## start Data supplied
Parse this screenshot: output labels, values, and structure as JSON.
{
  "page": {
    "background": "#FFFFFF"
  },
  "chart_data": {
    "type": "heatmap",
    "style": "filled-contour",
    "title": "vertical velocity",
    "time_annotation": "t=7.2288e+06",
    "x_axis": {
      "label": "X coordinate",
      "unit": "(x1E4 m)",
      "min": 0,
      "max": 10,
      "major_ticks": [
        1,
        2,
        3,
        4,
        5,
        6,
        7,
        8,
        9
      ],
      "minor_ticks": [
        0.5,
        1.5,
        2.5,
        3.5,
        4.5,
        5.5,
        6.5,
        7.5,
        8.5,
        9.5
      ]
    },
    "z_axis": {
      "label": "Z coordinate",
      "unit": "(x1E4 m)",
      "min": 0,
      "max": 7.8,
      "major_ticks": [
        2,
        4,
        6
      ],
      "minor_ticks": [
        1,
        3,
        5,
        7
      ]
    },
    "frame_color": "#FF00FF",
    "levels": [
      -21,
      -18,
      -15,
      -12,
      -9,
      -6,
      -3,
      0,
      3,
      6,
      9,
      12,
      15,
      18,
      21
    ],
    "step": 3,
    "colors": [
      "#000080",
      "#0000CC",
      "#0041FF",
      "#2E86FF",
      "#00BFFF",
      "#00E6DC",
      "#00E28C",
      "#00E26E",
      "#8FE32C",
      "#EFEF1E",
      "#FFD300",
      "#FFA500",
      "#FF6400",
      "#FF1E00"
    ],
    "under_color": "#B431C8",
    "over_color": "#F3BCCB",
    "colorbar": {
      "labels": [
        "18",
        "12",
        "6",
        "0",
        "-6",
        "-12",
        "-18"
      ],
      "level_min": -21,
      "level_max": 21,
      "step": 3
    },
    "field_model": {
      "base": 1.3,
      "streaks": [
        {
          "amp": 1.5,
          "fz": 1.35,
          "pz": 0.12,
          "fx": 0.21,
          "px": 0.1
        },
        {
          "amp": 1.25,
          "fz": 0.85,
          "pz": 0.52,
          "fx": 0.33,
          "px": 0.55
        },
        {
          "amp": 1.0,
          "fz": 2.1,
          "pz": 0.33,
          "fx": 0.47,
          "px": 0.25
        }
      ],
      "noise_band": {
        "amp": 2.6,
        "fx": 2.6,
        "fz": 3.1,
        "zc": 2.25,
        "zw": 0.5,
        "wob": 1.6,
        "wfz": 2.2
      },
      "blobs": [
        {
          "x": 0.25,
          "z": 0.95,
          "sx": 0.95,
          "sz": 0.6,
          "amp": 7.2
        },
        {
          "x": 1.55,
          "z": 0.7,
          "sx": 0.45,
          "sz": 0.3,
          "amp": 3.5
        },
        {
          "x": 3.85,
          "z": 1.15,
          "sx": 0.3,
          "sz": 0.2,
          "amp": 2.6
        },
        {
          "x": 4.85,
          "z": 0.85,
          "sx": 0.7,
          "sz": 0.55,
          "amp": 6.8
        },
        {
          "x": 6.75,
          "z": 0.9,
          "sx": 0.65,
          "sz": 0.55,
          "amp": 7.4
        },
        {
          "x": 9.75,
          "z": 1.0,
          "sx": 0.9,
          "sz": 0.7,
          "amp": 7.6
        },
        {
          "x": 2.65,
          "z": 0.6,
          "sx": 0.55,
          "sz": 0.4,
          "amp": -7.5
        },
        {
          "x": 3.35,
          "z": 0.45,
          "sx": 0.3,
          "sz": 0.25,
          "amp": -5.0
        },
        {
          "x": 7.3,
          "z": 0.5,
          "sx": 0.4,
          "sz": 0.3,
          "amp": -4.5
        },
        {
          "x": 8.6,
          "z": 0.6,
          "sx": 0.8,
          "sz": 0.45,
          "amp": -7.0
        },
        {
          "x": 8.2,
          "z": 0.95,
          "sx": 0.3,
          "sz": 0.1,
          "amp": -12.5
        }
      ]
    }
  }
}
## end Data supplied
## start Data supplied
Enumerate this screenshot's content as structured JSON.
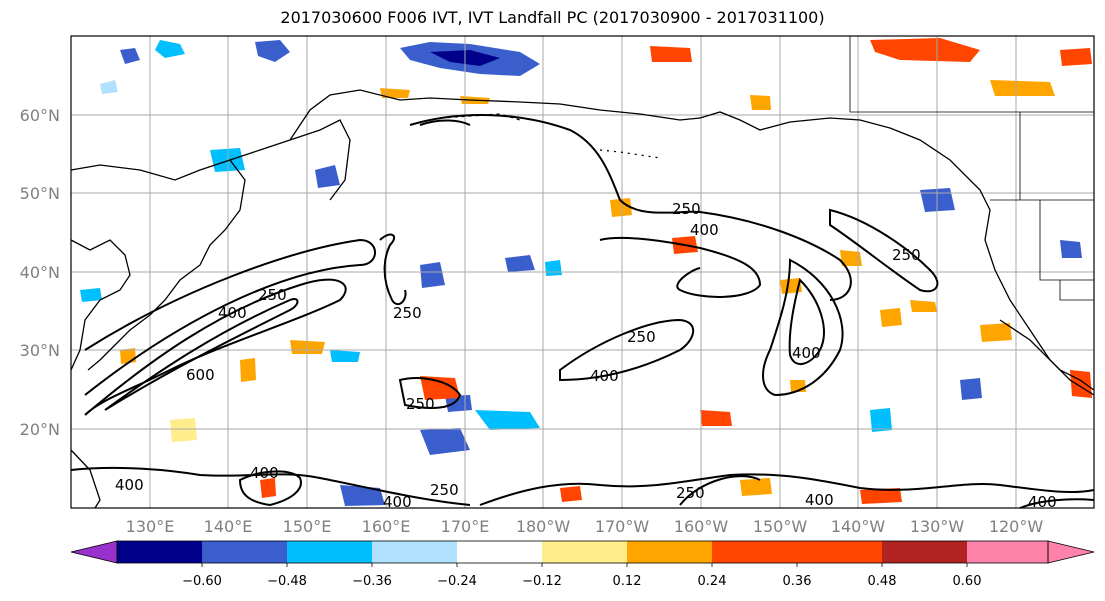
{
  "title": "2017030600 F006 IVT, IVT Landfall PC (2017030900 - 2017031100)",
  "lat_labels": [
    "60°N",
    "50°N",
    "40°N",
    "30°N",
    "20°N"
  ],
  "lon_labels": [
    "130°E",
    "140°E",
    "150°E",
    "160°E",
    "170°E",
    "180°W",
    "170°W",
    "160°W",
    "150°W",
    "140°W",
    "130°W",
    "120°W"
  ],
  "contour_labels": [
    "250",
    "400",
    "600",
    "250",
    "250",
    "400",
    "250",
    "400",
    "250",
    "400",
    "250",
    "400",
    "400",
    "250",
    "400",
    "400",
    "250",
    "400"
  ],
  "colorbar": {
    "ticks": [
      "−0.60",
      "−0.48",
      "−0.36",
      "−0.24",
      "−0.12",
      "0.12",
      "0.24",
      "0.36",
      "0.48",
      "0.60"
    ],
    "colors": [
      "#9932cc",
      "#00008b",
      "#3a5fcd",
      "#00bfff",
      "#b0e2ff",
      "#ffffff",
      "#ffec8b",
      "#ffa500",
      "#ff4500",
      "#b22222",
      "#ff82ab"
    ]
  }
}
## end Data supplied
## start Data supplied
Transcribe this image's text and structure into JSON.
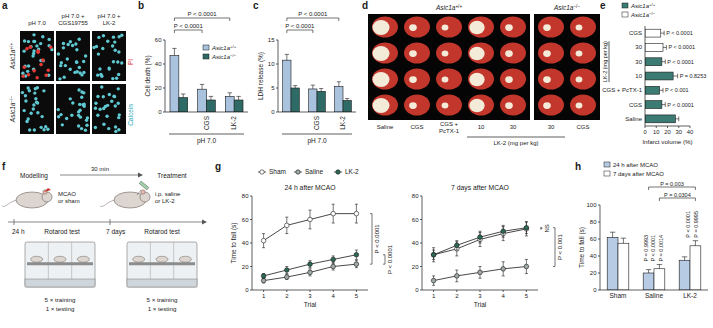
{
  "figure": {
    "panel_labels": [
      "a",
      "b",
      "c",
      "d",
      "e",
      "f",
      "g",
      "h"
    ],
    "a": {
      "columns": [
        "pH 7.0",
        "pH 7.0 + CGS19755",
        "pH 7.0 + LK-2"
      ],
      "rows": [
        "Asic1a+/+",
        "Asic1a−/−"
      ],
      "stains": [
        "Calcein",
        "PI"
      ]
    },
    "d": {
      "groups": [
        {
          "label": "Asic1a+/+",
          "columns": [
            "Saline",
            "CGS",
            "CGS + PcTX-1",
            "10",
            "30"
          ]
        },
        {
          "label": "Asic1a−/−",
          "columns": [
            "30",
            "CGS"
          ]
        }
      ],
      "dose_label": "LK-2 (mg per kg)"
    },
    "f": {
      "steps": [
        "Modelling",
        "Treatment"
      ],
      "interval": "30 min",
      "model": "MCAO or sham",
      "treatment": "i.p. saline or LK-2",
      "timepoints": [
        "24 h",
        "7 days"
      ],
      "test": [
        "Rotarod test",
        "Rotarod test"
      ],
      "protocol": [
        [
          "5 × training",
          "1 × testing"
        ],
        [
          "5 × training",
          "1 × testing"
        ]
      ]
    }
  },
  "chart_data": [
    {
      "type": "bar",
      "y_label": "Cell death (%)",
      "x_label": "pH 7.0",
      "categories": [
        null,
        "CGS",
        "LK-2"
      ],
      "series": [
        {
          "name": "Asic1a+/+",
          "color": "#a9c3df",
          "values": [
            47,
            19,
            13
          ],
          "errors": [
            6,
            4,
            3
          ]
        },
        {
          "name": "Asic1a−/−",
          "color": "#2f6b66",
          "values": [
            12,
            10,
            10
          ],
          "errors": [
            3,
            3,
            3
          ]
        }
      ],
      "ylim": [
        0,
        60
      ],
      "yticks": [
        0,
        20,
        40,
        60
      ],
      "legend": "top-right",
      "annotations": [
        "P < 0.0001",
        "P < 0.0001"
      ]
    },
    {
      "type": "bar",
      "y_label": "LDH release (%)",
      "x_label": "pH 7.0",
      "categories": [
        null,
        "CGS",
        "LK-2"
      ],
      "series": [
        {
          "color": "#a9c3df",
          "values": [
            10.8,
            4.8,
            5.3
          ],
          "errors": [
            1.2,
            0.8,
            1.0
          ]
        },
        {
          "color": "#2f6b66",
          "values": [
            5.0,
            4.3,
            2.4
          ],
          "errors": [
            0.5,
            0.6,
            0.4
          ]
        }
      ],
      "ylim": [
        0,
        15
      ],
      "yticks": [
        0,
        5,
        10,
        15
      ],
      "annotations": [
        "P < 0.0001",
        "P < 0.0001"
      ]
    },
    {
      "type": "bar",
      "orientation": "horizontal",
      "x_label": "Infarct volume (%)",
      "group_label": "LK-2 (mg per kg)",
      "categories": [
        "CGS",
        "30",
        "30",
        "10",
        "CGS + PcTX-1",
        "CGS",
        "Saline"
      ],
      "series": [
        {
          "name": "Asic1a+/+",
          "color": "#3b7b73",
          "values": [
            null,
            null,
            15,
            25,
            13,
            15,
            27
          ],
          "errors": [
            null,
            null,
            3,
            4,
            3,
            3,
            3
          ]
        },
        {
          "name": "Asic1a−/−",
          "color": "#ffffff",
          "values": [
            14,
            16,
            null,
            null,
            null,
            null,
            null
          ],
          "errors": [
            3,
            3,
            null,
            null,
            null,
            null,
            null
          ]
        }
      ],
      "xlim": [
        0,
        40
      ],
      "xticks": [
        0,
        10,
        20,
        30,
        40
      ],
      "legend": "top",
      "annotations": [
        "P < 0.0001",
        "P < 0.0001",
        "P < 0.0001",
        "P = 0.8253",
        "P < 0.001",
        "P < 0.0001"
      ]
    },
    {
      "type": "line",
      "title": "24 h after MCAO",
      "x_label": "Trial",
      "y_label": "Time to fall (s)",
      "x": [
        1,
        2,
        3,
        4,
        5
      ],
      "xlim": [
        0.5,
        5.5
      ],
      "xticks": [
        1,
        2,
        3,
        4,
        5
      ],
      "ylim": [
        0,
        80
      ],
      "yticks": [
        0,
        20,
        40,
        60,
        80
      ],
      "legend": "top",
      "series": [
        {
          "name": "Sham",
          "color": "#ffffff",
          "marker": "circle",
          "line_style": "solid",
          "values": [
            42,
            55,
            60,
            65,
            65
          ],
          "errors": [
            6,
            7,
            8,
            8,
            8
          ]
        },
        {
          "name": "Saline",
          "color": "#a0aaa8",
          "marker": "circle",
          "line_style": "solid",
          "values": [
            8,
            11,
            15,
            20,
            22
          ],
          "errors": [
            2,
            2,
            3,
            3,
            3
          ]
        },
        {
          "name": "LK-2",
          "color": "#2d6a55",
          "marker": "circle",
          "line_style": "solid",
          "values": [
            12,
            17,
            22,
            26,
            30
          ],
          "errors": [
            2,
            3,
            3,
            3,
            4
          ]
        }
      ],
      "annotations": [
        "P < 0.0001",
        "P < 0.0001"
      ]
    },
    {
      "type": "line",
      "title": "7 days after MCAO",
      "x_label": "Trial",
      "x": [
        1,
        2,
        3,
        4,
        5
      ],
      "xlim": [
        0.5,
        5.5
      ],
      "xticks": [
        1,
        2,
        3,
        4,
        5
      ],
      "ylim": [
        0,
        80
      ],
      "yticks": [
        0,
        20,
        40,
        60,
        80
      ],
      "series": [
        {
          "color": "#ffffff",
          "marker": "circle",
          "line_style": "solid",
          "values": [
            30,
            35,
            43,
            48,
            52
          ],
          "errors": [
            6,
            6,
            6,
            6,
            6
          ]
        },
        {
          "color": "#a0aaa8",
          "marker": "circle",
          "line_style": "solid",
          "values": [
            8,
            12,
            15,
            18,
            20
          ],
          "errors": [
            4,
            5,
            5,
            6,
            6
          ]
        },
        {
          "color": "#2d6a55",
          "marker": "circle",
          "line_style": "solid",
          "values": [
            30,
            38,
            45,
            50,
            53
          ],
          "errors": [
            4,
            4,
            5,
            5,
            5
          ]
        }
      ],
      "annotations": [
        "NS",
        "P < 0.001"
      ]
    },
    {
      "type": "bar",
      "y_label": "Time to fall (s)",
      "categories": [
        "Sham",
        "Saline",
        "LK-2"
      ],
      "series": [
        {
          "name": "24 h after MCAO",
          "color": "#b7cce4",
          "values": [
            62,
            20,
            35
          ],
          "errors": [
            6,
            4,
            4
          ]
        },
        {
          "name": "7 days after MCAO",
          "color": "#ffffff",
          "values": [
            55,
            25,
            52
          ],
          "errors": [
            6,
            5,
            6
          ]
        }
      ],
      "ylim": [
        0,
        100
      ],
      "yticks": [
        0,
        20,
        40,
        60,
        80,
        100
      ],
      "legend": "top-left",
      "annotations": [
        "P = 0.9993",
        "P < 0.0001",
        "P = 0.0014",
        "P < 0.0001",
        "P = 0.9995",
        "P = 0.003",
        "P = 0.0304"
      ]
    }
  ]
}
## end Data supplied
● **Short task**
Using the material above, copy every line in which the string "JSON" occurs.

● **Written answer**
Parse this screenshot: output labels, values, and structure as JSON.
Enumerate this screenshot's content as structured JSON.
Transcribe this image's text and structure into JSON.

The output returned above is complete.